• _Stated problem_:
From the records, pick out and copy each line containing "caro".

• _Material to process_:
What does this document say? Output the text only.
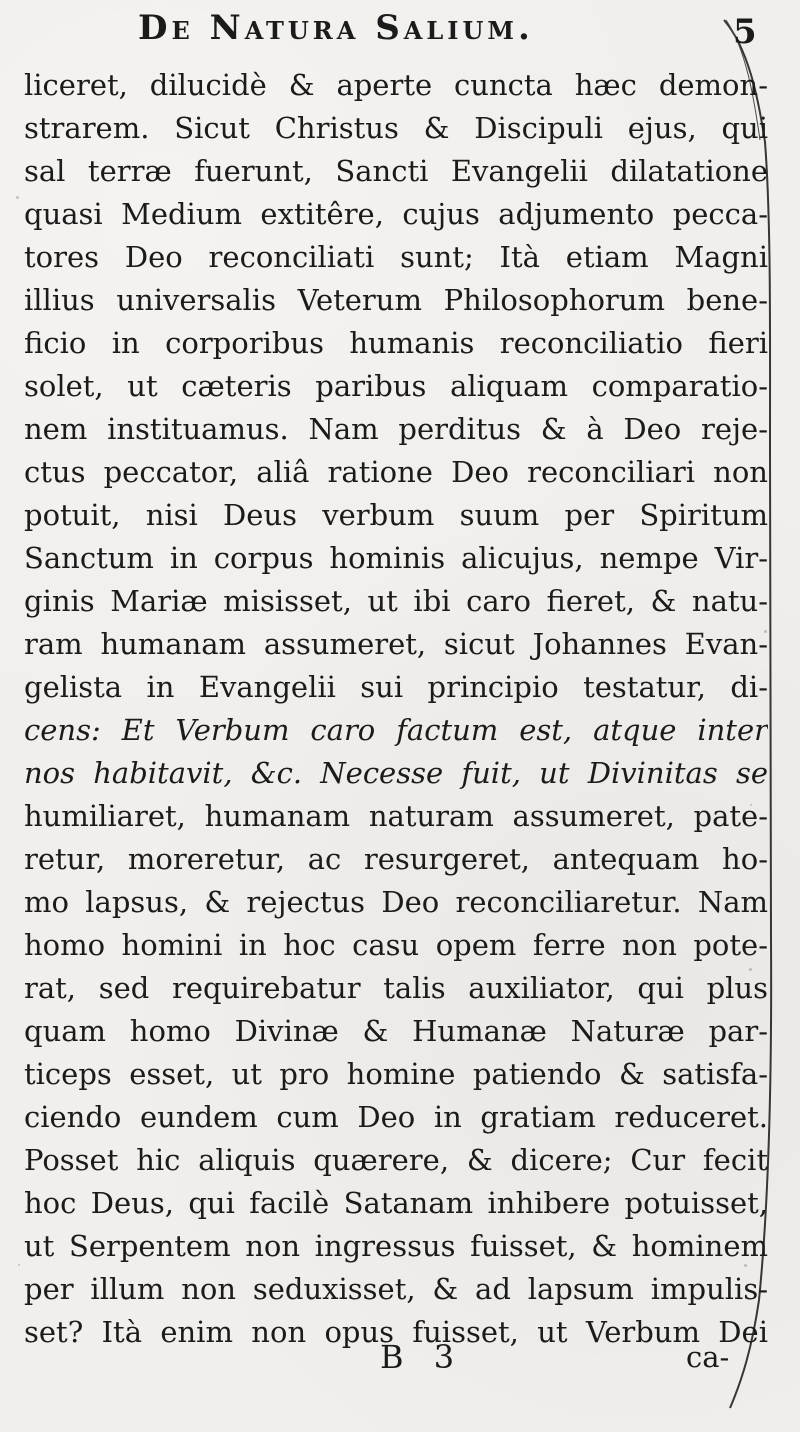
De Natura Salium.	5
liceret, dilucidè & aperte cuncta hæc demon-
strarem. Sicut Christus & Discipuli ejus, qui
sal terræ fuerunt, Sancti Evangelii dilatatione
quasi Medium extitêre, cujus adjumento pecca-
tores Deo reconciliati sunt; Ità etiam Magni
illius universalis Veterum Philosophorum bene-
ficio in corporibus humanis reconciliatio fieri
solet, ut cæteris paribus aliquam comparatio-
nem instituamus. Nam perditus & à Deo reje-
ctus peccator, aliâ ratione Deo reconciliari non
potuit, nisi Deus verbum suum per Spiritum
Sanctum in corpus hominis alicujus, nempe Vir-
ginis Mariæ misisset, ut ibi caro fieret, & natu-
ram humanam assumeret, sicut Johannes Evan-
gelista in Evangelii sui principio testatur, di-
cens: Et Verbum caro factum est, atque inter
nos habitavit, &c. Necesse fuit, ut Divinitas se
humiliaret, humanam naturam assumeret, pate-
retur, moreretur, ac resurgeret, antequam ho-
mo lapsus, & rejectus Deo reconciliaretur. Nam
homo homini in hoc casu opem ferre non pote-
rat, sed requirebatur talis auxiliator, qui plus
quam homo Divinæ & Humanæ Naturæ par-
ticeps esset, ut pro homine patiendo & satisfa-
ciendo eundem cum Deo in gratiam reduceret.
Posset hic aliquis quærere, & dicere; Cur fecit
hoc Deus, qui facilè Satanam inhibere potuisset,
ut Serpentem non ingressus fuisset, & hominem
per illum non seduxisset, & ad lapsum impulis-
set? Ità enim non opus fuisset, ut Verbum Dei
B 3	ca-
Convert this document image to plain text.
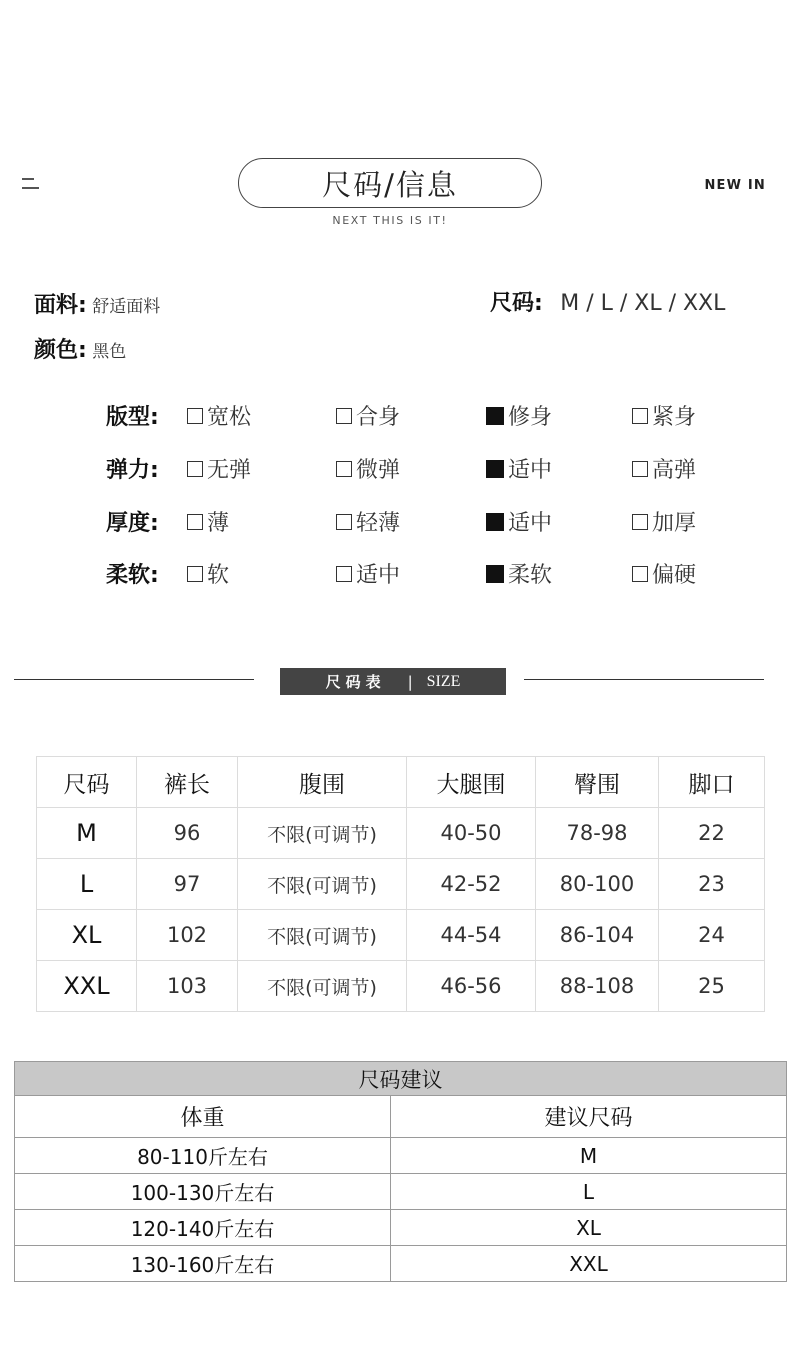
尺码/信息
NEXT THIS IS IT!
NEW IN
面料: 舒适面料
颜色: 黑色
尺码: M / L / XL / XXL
版型: 宽松	合身	修身	紧身
弹力: 无弹	微弹	适中	高弹
厚度: 薄	轻薄	适中	加厚
柔软: 软	适中	柔软	偏硬
尺码表 | SIZE
尺码	裤长	腹围	大腿围	臀围	脚口
M	96	不限(可调节)	40-50	78-98	22
L	97	不限(可调节)	42-52	80-100	23
XL	102	不限(可调节)	44-54	86-104	24
XXL	103	不限(可调节)	46-56	88-108	25
尺码建议	
体重	建议尺码
80-110斤左右	M
100-130斤左右	L
120-140斤左右	XL
130-160斤左右	XXL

• _Written solution_:
ginis Mariæ misisset, ut ibi caro fieret, & natu-
cens: Et Verbum caro factum est, atque inter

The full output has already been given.